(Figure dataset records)
%%

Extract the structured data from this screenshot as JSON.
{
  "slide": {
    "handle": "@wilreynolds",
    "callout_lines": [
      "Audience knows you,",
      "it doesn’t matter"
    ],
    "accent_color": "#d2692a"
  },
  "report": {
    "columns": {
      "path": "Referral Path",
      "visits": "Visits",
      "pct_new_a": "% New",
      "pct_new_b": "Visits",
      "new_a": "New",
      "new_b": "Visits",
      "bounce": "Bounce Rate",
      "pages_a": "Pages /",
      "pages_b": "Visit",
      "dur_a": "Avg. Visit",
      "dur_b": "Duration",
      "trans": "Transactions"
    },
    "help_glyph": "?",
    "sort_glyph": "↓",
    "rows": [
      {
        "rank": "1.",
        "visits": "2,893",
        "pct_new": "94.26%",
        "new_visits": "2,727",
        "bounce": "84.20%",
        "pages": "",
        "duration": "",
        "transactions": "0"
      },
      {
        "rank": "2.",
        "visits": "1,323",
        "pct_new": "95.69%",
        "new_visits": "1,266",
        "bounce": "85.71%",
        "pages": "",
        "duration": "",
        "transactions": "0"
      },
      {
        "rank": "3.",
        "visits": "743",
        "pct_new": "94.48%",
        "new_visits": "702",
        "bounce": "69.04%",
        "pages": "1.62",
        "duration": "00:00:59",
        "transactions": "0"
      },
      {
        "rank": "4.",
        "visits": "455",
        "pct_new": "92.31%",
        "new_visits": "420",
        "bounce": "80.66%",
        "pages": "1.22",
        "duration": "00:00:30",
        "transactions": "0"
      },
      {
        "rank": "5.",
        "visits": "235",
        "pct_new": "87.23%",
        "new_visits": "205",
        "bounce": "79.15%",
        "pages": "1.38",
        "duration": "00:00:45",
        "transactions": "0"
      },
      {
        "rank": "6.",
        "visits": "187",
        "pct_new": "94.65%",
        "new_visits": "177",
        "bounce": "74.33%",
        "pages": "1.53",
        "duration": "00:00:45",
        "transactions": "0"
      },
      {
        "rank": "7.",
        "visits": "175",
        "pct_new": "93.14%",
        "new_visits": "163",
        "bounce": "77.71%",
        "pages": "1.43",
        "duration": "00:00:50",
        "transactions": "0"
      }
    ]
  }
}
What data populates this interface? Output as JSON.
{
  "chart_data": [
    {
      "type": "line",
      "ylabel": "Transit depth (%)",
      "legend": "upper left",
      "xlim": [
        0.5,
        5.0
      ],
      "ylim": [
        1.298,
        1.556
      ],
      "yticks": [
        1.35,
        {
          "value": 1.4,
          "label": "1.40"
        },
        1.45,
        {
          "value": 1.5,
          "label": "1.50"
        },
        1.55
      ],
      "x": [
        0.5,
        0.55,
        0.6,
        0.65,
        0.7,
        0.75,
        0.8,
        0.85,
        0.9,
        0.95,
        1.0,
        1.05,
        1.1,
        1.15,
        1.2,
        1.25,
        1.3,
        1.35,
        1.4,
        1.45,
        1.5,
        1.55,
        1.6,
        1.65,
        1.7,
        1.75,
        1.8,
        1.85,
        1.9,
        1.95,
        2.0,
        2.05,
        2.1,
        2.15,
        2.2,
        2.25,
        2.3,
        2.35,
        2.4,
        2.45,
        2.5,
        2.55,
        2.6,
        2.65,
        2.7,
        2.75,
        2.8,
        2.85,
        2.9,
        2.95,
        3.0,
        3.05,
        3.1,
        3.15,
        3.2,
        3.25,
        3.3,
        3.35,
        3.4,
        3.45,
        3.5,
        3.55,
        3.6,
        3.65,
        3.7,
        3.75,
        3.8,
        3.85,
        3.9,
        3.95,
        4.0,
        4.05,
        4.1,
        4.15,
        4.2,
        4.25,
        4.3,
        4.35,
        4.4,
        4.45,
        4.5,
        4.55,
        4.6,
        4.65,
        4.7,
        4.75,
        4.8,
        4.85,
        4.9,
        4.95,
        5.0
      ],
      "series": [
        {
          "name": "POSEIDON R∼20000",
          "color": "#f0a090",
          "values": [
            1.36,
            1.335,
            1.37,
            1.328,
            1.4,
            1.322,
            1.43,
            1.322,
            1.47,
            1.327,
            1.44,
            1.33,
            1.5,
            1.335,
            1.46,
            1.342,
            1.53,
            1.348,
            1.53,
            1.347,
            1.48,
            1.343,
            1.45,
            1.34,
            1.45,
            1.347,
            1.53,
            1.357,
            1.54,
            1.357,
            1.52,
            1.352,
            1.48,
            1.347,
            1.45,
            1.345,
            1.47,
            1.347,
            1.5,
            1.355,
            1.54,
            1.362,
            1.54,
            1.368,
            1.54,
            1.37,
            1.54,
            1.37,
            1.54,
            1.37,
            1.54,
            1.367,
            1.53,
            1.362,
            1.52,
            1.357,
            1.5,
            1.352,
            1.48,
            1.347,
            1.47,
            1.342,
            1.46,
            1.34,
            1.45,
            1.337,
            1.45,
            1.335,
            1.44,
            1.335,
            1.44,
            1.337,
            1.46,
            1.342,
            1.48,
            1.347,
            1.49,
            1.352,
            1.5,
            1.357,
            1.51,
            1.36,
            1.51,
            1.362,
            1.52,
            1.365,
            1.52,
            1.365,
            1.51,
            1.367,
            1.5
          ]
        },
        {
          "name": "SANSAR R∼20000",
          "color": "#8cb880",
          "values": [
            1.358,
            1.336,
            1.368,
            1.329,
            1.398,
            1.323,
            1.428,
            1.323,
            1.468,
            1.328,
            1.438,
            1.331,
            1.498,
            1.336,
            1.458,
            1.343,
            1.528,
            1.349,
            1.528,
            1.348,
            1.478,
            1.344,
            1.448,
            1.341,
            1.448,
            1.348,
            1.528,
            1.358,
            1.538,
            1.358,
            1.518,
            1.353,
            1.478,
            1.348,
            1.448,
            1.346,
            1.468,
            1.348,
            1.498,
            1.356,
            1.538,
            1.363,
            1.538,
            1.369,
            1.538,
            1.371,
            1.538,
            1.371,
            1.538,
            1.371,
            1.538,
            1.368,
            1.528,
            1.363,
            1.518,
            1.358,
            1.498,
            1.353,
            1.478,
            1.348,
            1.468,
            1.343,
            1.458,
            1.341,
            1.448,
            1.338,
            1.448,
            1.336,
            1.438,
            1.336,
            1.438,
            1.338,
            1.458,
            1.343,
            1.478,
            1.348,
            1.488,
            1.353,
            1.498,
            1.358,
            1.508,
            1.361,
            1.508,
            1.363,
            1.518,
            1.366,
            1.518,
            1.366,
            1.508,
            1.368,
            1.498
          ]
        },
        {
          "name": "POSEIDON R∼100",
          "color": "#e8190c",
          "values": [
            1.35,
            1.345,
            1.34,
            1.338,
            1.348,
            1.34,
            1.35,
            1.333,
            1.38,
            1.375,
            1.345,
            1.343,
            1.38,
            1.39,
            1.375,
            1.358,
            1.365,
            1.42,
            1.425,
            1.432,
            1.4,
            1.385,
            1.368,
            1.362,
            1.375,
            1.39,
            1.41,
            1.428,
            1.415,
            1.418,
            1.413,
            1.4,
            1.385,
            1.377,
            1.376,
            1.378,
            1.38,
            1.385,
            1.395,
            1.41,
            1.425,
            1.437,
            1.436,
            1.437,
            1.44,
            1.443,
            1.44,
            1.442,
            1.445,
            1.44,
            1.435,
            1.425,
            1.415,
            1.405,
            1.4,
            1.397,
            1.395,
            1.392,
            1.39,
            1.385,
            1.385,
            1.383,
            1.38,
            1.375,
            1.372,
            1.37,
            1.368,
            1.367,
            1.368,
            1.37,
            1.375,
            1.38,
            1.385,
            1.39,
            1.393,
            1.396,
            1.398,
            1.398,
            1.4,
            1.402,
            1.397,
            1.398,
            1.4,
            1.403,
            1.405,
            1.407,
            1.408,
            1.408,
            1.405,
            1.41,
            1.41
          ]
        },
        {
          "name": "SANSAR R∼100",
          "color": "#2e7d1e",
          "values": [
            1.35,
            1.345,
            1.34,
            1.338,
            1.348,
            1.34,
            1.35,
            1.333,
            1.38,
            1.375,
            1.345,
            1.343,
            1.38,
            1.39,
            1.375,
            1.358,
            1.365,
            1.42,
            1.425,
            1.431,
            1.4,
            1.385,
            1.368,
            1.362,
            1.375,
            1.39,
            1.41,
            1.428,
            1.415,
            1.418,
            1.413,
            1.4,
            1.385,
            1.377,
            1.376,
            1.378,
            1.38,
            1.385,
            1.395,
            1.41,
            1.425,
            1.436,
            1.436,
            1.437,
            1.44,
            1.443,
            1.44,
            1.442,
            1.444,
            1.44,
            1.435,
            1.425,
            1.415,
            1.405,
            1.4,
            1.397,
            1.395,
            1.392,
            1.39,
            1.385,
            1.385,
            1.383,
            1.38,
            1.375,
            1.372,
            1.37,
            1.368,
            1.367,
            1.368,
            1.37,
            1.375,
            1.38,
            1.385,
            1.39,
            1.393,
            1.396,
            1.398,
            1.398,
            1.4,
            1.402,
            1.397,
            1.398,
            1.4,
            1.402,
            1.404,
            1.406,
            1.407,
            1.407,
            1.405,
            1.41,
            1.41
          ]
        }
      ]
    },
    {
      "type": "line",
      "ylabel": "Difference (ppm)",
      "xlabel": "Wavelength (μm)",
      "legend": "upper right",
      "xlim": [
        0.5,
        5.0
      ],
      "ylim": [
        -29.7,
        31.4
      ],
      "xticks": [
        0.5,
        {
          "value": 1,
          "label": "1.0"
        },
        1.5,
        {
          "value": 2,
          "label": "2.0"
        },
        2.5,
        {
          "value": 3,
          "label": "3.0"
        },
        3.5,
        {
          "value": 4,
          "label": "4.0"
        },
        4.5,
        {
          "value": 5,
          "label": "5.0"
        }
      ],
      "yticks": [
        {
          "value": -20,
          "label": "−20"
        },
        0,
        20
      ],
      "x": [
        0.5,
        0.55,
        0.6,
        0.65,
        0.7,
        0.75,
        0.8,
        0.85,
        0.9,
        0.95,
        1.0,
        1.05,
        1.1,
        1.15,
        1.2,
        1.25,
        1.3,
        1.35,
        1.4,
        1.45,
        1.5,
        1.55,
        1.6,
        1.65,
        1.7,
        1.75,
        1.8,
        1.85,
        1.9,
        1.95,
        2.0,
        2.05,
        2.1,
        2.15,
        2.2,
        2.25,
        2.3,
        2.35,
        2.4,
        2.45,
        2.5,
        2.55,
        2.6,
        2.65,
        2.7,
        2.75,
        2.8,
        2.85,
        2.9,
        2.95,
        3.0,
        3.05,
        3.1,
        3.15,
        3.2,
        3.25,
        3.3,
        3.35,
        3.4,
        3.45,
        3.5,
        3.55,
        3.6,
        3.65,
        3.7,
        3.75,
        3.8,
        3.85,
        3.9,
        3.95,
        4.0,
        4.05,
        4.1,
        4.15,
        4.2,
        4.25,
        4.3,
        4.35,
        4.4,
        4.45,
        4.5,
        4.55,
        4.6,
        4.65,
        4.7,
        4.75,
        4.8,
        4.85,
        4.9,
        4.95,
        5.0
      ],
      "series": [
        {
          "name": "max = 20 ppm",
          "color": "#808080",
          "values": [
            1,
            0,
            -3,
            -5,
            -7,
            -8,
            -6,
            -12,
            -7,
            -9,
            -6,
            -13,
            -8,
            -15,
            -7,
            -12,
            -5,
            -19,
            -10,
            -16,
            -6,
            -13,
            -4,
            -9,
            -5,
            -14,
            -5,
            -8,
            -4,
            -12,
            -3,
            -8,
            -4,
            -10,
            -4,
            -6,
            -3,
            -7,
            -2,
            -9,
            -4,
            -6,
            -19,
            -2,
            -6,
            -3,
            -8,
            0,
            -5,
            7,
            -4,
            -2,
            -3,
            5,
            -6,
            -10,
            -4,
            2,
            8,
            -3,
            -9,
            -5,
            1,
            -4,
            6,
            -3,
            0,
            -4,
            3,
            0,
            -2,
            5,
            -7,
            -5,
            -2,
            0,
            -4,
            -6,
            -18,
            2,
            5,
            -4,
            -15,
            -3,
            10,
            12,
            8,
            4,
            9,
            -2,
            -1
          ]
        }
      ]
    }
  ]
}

%%

Across the data, tally the lines containing "name" and give back the number alone.

FINAL RESULT: 5